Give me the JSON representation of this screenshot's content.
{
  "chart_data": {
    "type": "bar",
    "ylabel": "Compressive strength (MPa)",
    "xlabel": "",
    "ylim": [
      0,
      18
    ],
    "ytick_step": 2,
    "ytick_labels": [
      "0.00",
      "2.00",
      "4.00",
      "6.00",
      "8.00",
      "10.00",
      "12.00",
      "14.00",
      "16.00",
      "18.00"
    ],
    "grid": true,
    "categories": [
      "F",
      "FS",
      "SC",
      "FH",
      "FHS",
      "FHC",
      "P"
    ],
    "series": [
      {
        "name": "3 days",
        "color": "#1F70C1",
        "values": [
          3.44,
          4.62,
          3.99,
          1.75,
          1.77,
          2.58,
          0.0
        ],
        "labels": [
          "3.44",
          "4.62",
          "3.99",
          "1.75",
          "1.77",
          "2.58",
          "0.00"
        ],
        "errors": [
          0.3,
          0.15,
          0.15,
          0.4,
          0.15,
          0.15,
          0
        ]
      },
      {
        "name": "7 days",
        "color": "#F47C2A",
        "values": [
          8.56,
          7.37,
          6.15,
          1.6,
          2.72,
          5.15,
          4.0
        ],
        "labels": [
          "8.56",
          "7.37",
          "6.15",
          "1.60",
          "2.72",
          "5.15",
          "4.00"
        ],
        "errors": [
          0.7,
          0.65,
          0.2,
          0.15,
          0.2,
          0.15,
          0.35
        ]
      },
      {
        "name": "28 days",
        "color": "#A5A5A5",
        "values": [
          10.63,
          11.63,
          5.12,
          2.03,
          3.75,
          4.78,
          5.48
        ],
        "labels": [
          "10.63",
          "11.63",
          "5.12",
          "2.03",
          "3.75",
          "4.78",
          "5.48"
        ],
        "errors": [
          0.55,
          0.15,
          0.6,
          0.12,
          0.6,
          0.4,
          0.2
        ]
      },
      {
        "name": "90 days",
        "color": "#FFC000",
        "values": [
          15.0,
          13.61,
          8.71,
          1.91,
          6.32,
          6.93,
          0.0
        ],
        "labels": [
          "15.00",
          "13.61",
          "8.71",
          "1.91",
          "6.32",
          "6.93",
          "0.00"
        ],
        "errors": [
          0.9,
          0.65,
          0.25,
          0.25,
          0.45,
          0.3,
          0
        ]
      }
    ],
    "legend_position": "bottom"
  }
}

+--

> _WHAT NEEDS TO BE DONE_: Locate each line with the word "name" and copy it.

> _RIGHT ANSWER_:
        "name": "3 days",
        "name": "7 days",
        "name": "28 days",
        "name": "90 days",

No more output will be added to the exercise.